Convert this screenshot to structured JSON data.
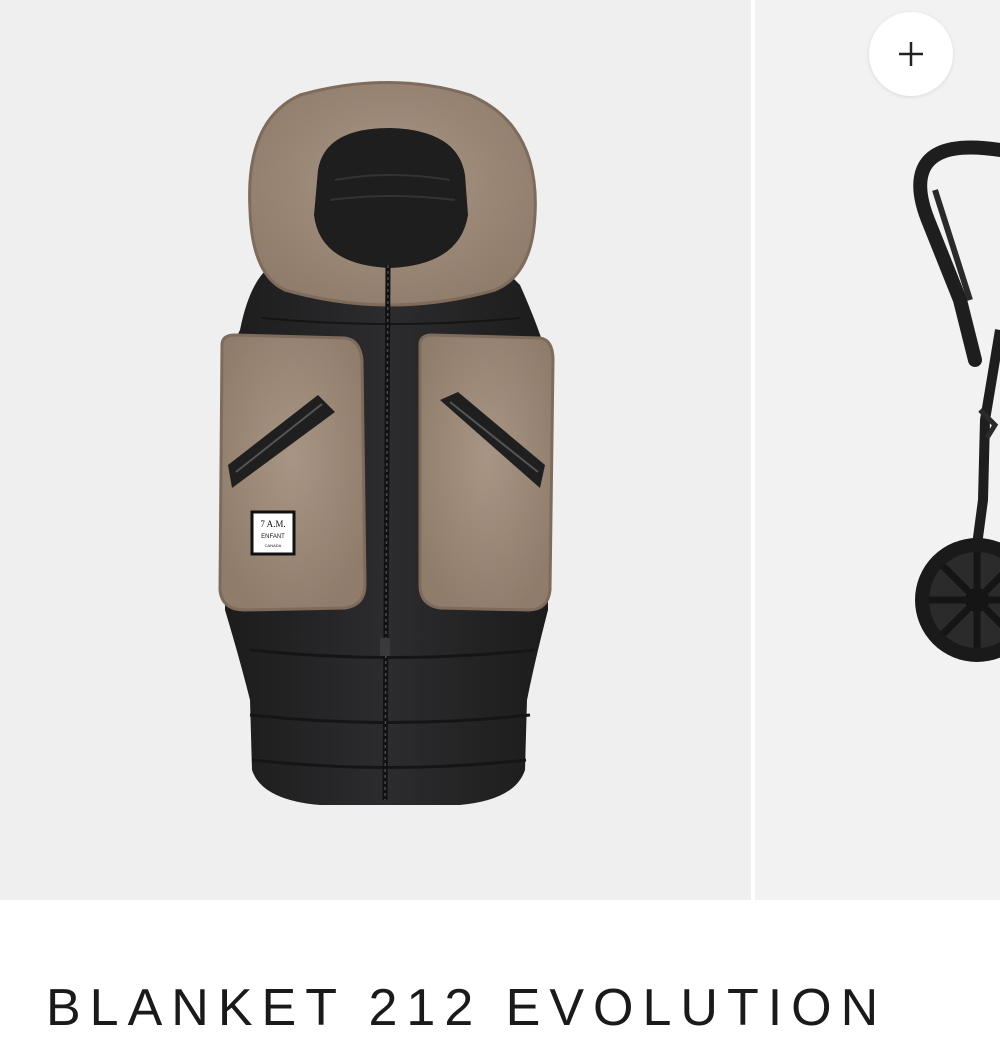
{
  "gallery": {
    "images": [
      {
        "alt": "Black footmuff with taupe sherpa hood and pockets",
        "label_text": [
          "7 A.M.",
          "ENFANT",
          "CANADA"
        ]
      },
      {
        "alt": "Black stroller frame"
      }
    ],
    "zoom_icon": "plus-icon"
  },
  "product": {
    "title": "BLANKET 212 EVOLUTION"
  },
  "colors": {
    "sherpa": "#a08c7a",
    "shell": "#232324",
    "background": "#efefef"
  }
}
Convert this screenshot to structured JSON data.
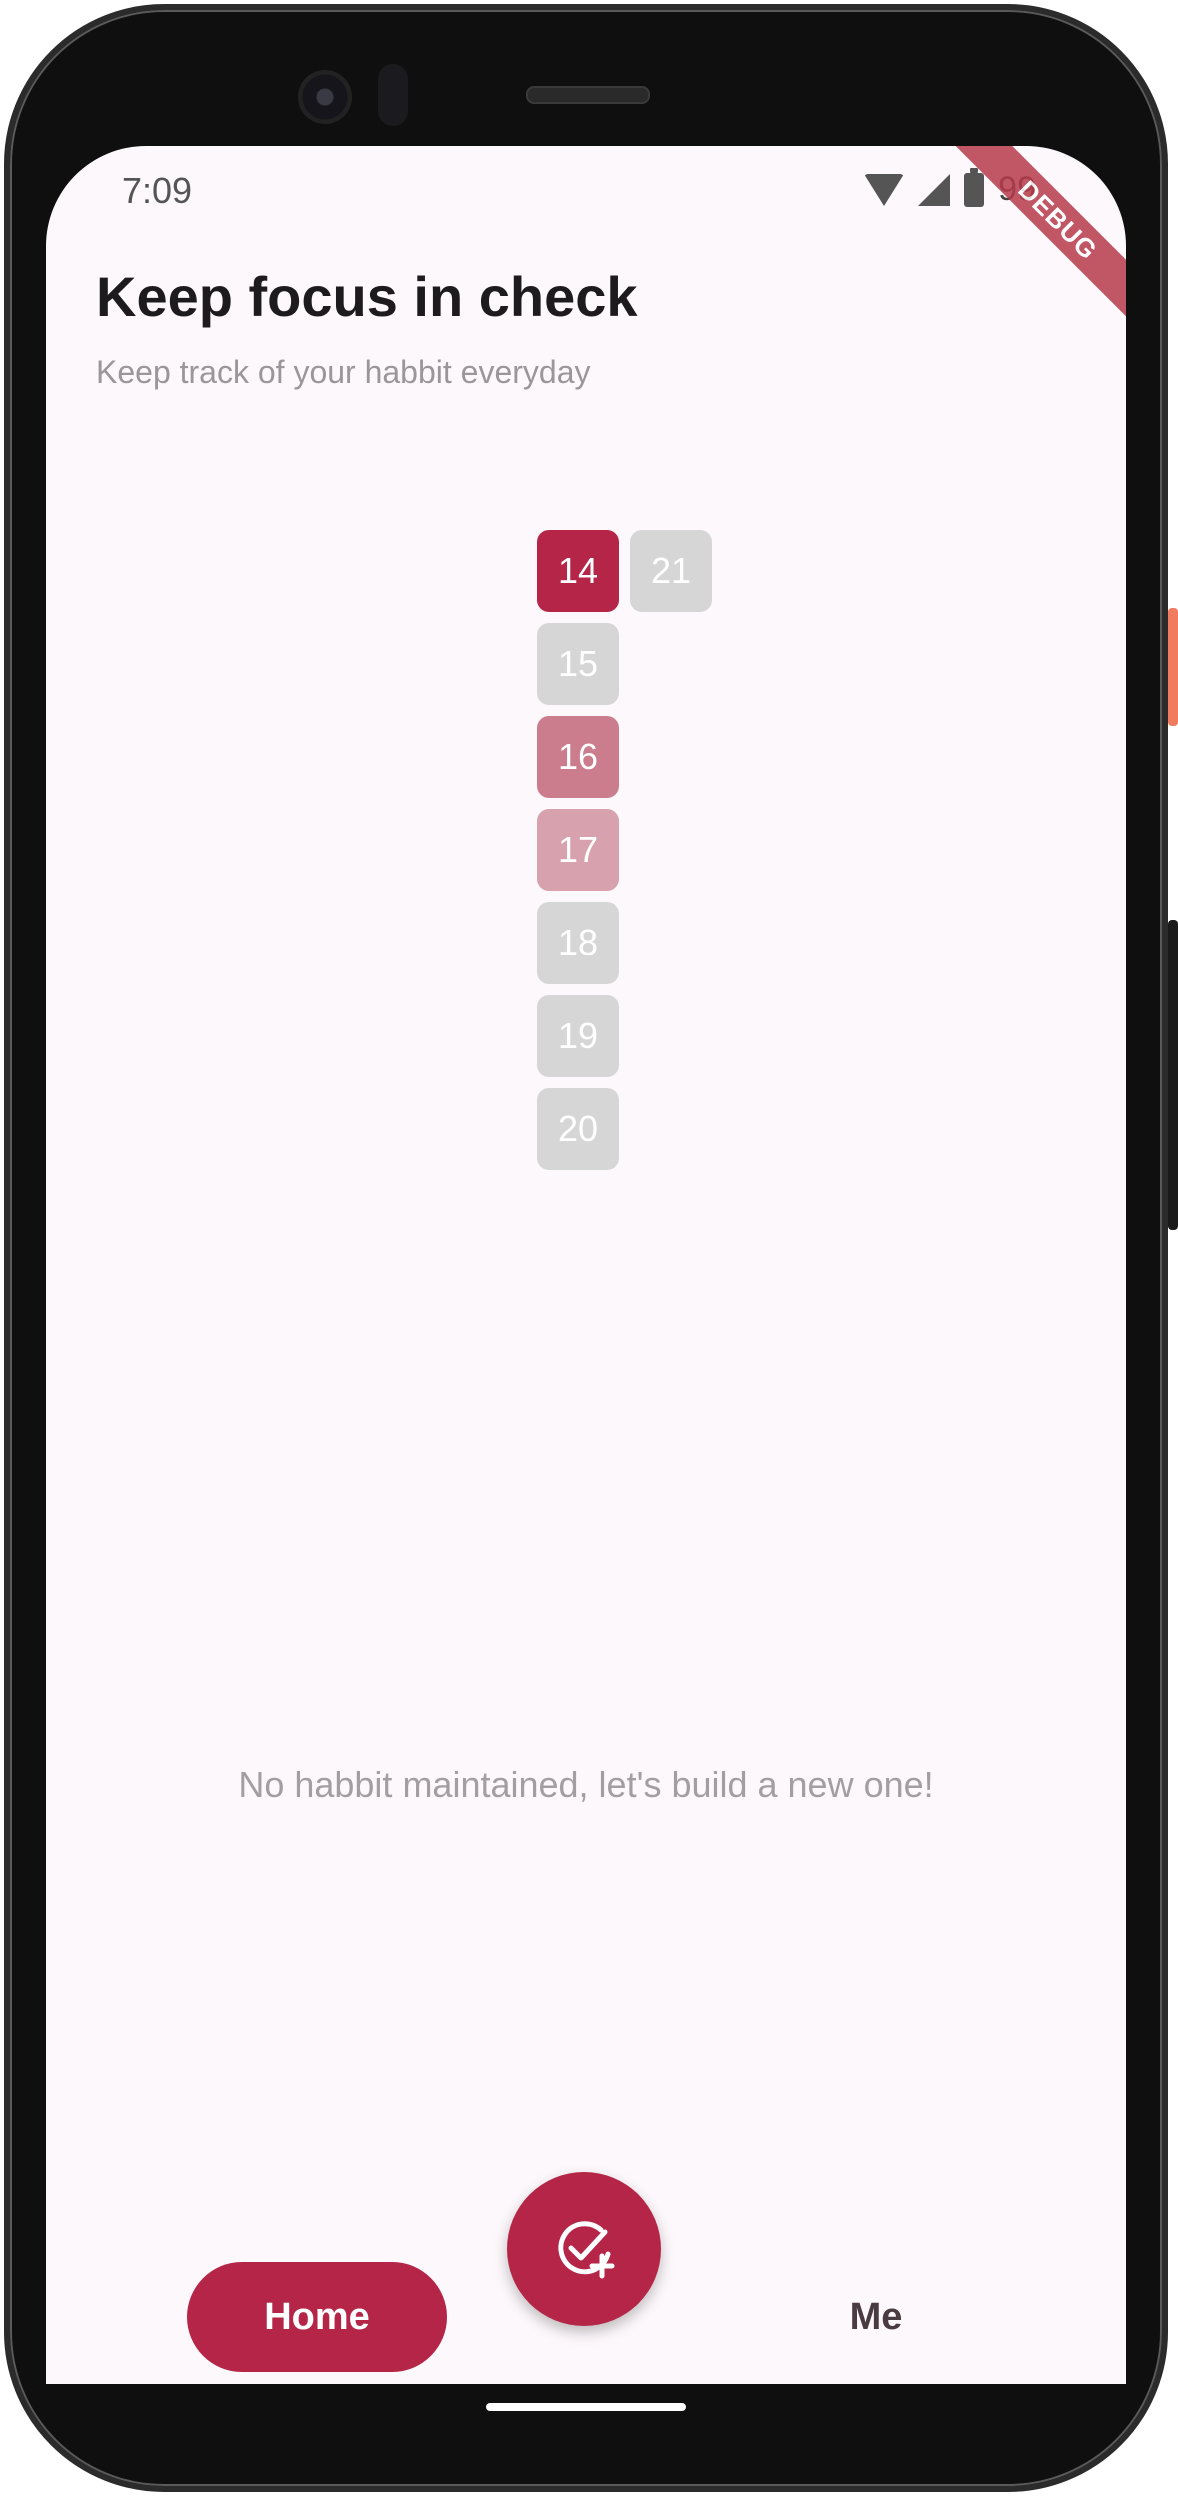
{
  "status_bar": {
    "time": "7:09",
    "battery_text": "99"
  },
  "debug_banner": "DEBUG",
  "header": {
    "title": "Keep focus in check",
    "subtitle": "Keep track of your habbit everyday"
  },
  "calendar": {
    "cells": [
      {
        "day": "14",
        "state": "full",
        "color": "#b52547"
      },
      {
        "day": "15",
        "state": "empty",
        "color": "#d6d6d6"
      },
      {
        "day": "16",
        "state": "medium",
        "color": "#cb7d8e"
      },
      {
        "day": "17",
        "state": "light",
        "color": "#d7a2ad"
      },
      {
        "day": "18",
        "state": "empty",
        "color": "#d6d6d6"
      },
      {
        "day": "19",
        "state": "empty",
        "color": "#d6d6d6"
      },
      {
        "day": "20",
        "state": "empty",
        "color": "#d6d6d6"
      },
      {
        "day": "21",
        "state": "empty",
        "color": "#d6d6d6"
      }
    ]
  },
  "empty_state": {
    "message": "No habbit maintained, let's build a new one!"
  },
  "fab": {
    "icon": "add-check-icon",
    "color": "#b52547"
  },
  "nav": {
    "home_label": "Home",
    "me_label": "Me"
  },
  "colors": {
    "accent": "#b52547",
    "background": "#fdf8fb"
  }
}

..........

Task description:
Reproduce the records verbatim, omitting all images they contain.

Output for this task:
Convert this screenshot to structured JSON data.
{
  "gallery": {
    "images": [
      {
        "alt": "Black footmuff with taupe sherpa hood and pockets",
        "label_text": [
          "7 A.M.",
          "ENFANT",
          "CANADA"
        ]
      },
      {
        "alt": "Black stroller frame"
      }
    ],
    "zoom_icon": "plus-icon"
  },
  "product": {
    "title": "BLANKET 212 EVOLUTION"
  },
  "colors": {
    "sherpa": "#a08c7a",
    "shell": "#232324",
    "background": "#efefef"
  }
}
Convert this screenshot to structured JSON data.
{
  "status_bar": {
    "time": "7:09",
    "battery_text": "99"
  },
  "debug_banner": "DEBUG",
  "header": {
    "title": "Keep focus in check",
    "subtitle": "Keep track of your habbit everyday"
  },
  "calendar": {
    "cells": [
      {
        "day": "14",
        "state": "full",
        "color": "#b52547"
      },
      {
        "day": "15",
        "state": "empty",
        "color": "#d6d6d6"
      },
      {
        "day": "16",
        "state": "medium",
        "color": "#cb7d8e"
      },
      {
        "day": "17",
        "state": "light",
        "color": "#d7a2ad"
      },
      {
        "day": "18",
        "state": "empty",
        "color": "#d6d6d6"
      },
      {
        "day": "19",
        "state": "empty",
        "color": "#d6d6d6"
      },
      {
        "day": "20",
        "state": "empty",
        "color": "#d6d6d6"
      },
      {
        "day": "21",
        "state": "empty",
        "color": "#d6d6d6"
      }
    ]
  },
  "empty_state": {
    "message": "No habbit maintained, let's build a new one!"
  },
  "fab": {
    "icon": "add-check-icon",
    "color": "#b52547"
  },
  "nav": {
    "home_label": "Home",
    "me_label": "Me"
  },
  "colors": {
    "accent": "#b52547",
    "background": "#fdf8fb"
  }
}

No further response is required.